··· EXTRACTED DATA ···

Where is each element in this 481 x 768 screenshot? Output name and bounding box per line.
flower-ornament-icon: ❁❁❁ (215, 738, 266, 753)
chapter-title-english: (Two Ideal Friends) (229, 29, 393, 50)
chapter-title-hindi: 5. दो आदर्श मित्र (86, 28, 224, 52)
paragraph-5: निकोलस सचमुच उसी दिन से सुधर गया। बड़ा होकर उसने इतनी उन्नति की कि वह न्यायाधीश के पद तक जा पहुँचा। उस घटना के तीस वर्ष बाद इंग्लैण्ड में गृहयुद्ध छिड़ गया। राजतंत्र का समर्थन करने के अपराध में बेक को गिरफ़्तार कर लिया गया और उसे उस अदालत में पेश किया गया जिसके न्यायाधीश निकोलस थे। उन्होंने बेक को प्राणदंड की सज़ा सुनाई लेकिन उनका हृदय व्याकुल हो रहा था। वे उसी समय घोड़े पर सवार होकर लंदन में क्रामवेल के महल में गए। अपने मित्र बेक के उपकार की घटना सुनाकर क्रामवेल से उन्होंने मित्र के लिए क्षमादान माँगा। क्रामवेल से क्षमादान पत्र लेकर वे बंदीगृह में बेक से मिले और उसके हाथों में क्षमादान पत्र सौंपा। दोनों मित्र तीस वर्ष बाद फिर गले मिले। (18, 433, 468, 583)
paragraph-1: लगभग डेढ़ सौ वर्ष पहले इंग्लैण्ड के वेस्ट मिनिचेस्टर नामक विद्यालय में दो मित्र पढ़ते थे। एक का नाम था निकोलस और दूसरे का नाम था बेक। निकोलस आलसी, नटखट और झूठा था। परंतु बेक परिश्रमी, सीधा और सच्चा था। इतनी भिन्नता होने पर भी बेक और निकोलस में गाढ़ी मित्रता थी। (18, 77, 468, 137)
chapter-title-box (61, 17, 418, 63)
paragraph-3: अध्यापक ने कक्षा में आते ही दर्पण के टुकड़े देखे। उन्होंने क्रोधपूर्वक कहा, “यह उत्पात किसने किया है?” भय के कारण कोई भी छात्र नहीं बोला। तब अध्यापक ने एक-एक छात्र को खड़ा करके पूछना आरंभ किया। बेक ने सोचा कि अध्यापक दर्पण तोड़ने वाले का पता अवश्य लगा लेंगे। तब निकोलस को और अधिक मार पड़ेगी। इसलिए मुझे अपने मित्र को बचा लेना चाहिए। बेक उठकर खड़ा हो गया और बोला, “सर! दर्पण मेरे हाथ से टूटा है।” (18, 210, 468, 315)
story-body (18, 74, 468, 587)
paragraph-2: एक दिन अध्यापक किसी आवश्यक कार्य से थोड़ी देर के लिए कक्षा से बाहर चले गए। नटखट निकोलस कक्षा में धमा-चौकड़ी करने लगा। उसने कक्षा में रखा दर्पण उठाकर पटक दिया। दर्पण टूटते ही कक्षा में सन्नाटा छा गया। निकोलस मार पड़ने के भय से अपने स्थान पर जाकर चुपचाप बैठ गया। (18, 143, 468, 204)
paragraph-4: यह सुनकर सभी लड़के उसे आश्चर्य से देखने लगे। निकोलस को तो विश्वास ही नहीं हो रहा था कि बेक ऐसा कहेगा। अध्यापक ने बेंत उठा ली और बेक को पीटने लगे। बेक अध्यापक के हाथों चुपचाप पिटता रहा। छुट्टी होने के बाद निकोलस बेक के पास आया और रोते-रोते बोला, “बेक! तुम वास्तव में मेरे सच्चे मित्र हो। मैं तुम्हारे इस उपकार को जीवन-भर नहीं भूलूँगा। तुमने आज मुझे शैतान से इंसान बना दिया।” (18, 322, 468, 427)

···

**EXERCISE DETAILS:** Rewrite the listing above with "story-body" changed to "main-text" and everything else left as it is.

**EXPECTED ANSWER:**
Where is each element in this 481 x 768 screenshot? Output name and bounding box per line.
flower-ornament-icon: ❁❁❁ (215, 738, 266, 753)
chapter-title-english: (Two Ideal Friends) (229, 29, 393, 50)
chapter-title-hindi: 5. दो आदर्श मित्र (86, 28, 224, 52)
paragraph-5: निकोलस सचमुच उसी दिन से सुधर गया। बड़ा होकर उसने इतनी उन्नति की कि वह न्यायाधीश के पद तक जा पहुँचा। उस घटना के तीस वर्ष बाद इंग्लैण्ड में गृहयुद्ध छिड़ गया। राजतंत्र का समर्थन करने के अपराध में बेक को गिरफ़्तार कर लिया गया और उसे उस अदालत में पेश किया गया जिसके न्यायाधीश निकोलस थे। उन्होंने बेक को प्राणदंड की सज़ा सुनाई लेकिन उनका हृदय व्याकुल हो रहा था। वे उसी समय घोड़े पर सवार होकर लंदन में क्रामवेल के महल में गए। अपने मित्र बेक के उपकार की घटना सुनाकर क्रामवेल से उन्होंने मित्र के लिए क्षमादान माँगा। क्रामवेल से क्षमादान पत्र लेकर वे बंदीगृह में बेक से मिले और उसके हाथों में क्षमादान पत्र सौंपा। दोनों मित्र तीस वर्ष बाद फिर गले मिले। (18, 433, 468, 583)
paragraph-1: लगभग डेढ़ सौ वर्ष पहले इंग्लैण्ड के वेस्ट मिनिचेस्टर नामक विद्यालय में दो मित्र पढ़ते थे। एक का नाम था निकोलस और दूसरे का नाम था बेक। निकोलस आलसी, नटखट और झूठा था। परंतु बेक परिश्रमी, सीधा और सच्चा था। इतनी भिन्नता होने पर भी बेक और निकोलस में गाढ़ी मित्रता थी। (18, 77, 468, 137)
chapter-title-box (61, 17, 418, 63)
paragraph-3: अध्यापक ने कक्षा में आते ही दर्पण के टुकड़े देखे। उन्होंने क्रोधपूर्वक कहा, “यह उत्पात किसने किया है?” भय के कारण कोई भी छात्र नहीं बोला। तब अध्यापक ने एक-एक छात्र को खड़ा करके पूछना आरंभ किया। बेक ने सोचा कि अध्यापक दर्पण तोड़ने वाले का पता अवश्य लगा लेंगे। तब निकोलस को और अधिक मार पड़ेगी। इसलिए मुझे अपने मित्र को बचा लेना चाहिए। बेक उठकर खड़ा हो गया और बोला, “सर! दर्पण मेरे हाथ से टूटा है।” (18, 210, 468, 315)
main-text (18, 74, 468, 587)
paragraph-2: एक दिन अध्यापक किसी आवश्यक कार्य से थोड़ी देर के लिए कक्षा से बाहर चले गए। नटखट निकोलस कक्षा में धमा-चौकड़ी करने लगा। उसने कक्षा में रखा दर्पण उठाकर पटक दिया। दर्पण टूटते ही कक्षा में सन्नाटा छा गया। निकोलस मार पड़ने के भय से अपने स्थान पर जाकर चुपचाप बैठ गया। (18, 143, 468, 204)
paragraph-4: यह सुनकर सभी लड़के उसे आश्चर्य से देखने लगे। निकोलस को तो विश्वास ही नहीं हो रहा था कि बेक ऐसा कहेगा। अध्यापक ने बेंत उठा ली और बेक को पीटने लगे। बेक अध्यापक के हाथों चुपचाप पिटता रहा। छुट्टी होने के बाद निकोलस बेक के पास आया और रोते-रोते बोला, “बेक! तुम वास्तव में मेरे सच्चे मित्र हो। मैं तुम्हारे इस उपकार को जीवन-भर नहीं भूलूँगा। तुमने आज मुझे शैतान से इंसान बना दिया।” (18, 322, 468, 427)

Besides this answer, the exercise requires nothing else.